TASK REQUIREMENTS: Using the data beneath, show every line that includes the word "subject".

ROWS:
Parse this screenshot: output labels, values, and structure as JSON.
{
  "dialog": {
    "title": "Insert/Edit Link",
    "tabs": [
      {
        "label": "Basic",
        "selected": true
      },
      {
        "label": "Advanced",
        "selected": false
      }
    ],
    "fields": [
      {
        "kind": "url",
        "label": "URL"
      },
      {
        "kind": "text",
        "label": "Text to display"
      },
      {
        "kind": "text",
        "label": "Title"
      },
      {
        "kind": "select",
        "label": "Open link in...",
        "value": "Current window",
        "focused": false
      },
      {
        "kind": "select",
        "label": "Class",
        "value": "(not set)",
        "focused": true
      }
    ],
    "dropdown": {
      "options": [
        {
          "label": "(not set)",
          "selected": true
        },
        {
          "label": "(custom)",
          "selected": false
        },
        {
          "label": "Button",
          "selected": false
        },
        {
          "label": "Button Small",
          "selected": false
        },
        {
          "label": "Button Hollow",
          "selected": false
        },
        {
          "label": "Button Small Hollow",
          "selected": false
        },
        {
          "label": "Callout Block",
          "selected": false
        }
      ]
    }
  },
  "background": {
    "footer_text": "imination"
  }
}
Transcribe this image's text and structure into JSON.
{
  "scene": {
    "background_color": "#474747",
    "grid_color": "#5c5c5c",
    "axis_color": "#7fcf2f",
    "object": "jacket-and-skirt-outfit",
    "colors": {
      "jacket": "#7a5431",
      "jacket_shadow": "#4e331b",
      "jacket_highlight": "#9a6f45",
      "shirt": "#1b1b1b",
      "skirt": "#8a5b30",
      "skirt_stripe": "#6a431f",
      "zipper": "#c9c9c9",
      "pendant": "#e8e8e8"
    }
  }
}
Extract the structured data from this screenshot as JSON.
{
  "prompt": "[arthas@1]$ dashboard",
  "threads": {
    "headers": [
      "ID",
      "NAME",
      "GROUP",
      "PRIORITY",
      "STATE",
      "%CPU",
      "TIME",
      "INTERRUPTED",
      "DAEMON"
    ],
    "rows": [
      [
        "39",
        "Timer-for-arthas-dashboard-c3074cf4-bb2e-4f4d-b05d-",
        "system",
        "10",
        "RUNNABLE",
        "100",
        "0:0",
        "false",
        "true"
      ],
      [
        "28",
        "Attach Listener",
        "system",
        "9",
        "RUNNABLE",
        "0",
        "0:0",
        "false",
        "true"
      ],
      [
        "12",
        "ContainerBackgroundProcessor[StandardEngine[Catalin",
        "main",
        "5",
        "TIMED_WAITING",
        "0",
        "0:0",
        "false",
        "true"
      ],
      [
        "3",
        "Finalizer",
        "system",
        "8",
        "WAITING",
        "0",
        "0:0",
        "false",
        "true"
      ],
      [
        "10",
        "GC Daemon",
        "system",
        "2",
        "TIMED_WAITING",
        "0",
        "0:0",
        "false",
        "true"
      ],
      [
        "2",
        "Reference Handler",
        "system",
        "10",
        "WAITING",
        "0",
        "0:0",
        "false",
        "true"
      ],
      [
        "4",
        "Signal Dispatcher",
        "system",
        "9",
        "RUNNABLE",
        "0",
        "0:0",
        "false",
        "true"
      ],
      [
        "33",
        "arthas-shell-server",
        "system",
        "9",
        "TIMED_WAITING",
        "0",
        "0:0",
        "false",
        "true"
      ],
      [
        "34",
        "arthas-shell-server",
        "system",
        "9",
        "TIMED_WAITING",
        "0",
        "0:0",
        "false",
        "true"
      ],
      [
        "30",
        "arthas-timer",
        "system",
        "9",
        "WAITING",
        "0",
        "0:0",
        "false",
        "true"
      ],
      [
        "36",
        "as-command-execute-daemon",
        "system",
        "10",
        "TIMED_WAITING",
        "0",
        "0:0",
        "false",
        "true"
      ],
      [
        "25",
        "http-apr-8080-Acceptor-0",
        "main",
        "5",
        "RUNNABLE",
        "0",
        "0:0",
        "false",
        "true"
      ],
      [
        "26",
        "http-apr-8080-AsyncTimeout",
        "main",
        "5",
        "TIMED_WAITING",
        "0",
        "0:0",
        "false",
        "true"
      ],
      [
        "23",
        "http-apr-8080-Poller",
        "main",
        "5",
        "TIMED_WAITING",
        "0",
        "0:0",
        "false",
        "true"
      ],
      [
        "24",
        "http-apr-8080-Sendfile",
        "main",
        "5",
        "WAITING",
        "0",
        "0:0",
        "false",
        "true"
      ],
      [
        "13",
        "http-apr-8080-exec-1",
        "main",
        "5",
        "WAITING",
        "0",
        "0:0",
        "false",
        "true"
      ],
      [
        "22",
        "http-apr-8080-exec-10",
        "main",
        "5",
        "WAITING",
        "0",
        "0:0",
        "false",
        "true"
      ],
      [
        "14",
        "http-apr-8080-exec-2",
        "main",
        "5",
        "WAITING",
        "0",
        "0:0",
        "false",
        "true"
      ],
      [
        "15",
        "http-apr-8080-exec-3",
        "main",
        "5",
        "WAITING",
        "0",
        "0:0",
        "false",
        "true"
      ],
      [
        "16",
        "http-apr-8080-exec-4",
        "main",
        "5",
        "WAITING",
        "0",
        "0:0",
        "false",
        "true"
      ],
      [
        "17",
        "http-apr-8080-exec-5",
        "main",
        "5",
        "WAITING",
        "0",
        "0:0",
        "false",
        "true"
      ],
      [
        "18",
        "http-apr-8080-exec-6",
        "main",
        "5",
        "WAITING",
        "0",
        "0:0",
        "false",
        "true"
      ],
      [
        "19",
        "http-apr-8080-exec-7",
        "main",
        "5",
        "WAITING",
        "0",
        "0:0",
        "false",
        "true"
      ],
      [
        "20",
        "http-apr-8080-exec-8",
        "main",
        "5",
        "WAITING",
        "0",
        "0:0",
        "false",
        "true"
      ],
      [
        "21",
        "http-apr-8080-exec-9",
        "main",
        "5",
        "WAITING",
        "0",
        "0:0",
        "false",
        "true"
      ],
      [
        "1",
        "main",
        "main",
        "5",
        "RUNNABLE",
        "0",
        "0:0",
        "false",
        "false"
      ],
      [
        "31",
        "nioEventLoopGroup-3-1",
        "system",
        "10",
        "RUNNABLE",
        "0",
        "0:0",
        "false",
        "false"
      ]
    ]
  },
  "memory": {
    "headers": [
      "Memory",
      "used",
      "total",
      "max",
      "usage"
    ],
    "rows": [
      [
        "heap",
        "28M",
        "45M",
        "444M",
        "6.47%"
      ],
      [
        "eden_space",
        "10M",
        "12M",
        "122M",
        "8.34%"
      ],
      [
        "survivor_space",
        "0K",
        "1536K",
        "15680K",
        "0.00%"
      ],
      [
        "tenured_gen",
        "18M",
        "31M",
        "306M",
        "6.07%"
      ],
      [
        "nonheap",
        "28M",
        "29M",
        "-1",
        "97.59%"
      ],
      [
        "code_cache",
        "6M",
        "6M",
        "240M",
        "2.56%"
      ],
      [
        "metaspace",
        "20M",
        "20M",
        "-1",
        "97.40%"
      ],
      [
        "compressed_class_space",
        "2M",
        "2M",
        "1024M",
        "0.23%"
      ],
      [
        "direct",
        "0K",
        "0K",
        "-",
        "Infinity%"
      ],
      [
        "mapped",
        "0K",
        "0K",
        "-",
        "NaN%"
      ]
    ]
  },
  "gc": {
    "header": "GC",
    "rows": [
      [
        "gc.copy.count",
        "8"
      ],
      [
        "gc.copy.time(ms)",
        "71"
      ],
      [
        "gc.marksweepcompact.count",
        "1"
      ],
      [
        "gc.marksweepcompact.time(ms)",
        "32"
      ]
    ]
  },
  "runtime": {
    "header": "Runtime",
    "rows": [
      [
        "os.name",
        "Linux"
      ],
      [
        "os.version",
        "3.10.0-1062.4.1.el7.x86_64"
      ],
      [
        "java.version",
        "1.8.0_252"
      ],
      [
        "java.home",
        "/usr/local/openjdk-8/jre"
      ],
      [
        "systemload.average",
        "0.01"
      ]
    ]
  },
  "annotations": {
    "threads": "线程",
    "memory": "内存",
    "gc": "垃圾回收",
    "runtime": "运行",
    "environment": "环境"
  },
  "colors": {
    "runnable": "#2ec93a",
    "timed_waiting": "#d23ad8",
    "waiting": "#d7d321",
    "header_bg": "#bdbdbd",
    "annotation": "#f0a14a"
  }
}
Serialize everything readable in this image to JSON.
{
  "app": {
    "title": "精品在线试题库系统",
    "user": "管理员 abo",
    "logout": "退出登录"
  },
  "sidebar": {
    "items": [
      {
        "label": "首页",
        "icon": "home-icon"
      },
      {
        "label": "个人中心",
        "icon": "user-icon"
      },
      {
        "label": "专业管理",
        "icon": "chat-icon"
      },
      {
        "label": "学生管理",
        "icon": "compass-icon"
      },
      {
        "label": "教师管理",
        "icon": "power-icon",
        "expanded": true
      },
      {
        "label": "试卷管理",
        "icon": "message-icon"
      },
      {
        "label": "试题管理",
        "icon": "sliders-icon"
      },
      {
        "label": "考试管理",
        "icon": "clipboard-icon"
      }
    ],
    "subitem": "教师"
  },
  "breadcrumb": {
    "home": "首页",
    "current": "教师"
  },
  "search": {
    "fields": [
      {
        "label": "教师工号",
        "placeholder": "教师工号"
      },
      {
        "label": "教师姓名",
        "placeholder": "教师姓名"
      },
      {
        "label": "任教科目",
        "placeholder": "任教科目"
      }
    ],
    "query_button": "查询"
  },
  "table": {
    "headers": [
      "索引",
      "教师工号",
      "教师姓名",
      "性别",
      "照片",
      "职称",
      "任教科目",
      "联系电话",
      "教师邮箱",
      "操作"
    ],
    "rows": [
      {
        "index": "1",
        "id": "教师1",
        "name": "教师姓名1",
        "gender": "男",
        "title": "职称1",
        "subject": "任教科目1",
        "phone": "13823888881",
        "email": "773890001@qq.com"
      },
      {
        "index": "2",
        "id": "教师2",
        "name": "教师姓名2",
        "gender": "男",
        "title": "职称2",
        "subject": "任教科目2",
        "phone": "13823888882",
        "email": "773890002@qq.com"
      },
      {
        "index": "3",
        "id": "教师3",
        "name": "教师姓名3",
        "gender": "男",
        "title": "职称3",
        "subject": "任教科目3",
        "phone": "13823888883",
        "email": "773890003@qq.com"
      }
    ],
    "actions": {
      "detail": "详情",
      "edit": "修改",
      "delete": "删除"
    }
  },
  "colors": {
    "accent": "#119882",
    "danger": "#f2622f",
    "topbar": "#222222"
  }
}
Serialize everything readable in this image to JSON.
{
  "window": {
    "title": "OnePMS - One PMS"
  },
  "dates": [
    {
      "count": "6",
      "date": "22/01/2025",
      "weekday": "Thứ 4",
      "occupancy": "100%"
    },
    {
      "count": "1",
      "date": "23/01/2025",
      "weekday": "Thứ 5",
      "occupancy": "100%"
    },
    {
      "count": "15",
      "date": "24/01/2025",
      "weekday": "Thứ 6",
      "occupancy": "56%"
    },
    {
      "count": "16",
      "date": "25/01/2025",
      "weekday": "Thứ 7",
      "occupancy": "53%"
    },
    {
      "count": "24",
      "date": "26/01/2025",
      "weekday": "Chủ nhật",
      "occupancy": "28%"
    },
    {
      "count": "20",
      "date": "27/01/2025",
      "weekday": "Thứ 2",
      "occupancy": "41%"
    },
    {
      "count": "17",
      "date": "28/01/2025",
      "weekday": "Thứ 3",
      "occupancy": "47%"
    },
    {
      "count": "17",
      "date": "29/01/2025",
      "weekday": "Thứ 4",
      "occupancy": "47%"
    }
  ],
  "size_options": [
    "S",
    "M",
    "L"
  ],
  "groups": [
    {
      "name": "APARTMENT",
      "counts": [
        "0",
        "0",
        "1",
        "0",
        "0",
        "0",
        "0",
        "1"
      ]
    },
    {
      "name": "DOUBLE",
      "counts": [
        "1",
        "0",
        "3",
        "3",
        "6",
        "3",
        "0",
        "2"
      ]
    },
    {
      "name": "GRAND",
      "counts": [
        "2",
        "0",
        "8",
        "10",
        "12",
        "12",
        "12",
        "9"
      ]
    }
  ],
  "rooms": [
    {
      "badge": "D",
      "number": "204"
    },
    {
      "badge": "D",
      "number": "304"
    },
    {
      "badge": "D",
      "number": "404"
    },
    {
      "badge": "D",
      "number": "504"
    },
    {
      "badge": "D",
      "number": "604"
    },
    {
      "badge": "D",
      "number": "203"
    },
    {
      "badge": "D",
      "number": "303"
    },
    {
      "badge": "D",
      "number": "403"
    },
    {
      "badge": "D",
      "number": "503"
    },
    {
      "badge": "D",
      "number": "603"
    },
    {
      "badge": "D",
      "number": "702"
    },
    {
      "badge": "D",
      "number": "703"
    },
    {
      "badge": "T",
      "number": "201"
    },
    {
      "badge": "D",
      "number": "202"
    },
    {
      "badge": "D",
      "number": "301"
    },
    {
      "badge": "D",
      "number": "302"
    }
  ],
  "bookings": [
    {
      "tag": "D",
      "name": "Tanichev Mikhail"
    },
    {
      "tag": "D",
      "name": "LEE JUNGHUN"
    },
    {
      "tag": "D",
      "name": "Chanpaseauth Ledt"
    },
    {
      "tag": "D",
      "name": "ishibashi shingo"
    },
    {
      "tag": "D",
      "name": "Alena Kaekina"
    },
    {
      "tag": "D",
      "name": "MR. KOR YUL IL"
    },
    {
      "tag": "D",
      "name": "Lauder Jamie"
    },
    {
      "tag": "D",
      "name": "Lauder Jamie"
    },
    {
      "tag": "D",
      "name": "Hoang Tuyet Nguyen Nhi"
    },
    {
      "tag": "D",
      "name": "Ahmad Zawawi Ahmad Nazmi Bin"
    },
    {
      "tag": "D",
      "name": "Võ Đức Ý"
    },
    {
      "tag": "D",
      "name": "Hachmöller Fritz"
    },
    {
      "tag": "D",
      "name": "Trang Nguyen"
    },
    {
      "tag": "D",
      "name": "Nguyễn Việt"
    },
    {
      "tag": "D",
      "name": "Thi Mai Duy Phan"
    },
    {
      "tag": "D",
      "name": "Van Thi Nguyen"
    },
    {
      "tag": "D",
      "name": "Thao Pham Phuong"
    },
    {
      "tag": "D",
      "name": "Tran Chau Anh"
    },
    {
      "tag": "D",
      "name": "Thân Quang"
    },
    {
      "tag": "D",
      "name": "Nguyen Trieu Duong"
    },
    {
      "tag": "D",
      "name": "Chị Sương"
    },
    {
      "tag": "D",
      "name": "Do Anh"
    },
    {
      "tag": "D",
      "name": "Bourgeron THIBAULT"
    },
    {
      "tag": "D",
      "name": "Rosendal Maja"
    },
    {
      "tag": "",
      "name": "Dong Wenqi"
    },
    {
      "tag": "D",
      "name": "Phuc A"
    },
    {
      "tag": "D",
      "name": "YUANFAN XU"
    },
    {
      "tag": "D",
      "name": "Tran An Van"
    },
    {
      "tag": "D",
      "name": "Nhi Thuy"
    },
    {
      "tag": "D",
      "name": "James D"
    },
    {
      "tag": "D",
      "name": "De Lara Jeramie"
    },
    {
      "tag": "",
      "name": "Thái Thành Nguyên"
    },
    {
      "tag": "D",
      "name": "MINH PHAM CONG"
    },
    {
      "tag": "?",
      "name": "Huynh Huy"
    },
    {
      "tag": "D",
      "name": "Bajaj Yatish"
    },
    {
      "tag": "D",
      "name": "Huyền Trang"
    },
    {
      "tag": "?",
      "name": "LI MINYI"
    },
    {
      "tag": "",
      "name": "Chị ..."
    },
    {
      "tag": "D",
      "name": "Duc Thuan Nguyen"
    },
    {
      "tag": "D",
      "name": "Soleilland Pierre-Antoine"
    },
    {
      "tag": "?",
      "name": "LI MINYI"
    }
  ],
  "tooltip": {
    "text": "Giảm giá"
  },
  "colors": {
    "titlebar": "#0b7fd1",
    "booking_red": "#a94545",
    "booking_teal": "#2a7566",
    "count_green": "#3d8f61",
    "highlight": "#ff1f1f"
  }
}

EXPECTED OUTPUT:
        "subject": "任教科目1",
        "subject": "任教科目2",
        "subject": "任教科目3",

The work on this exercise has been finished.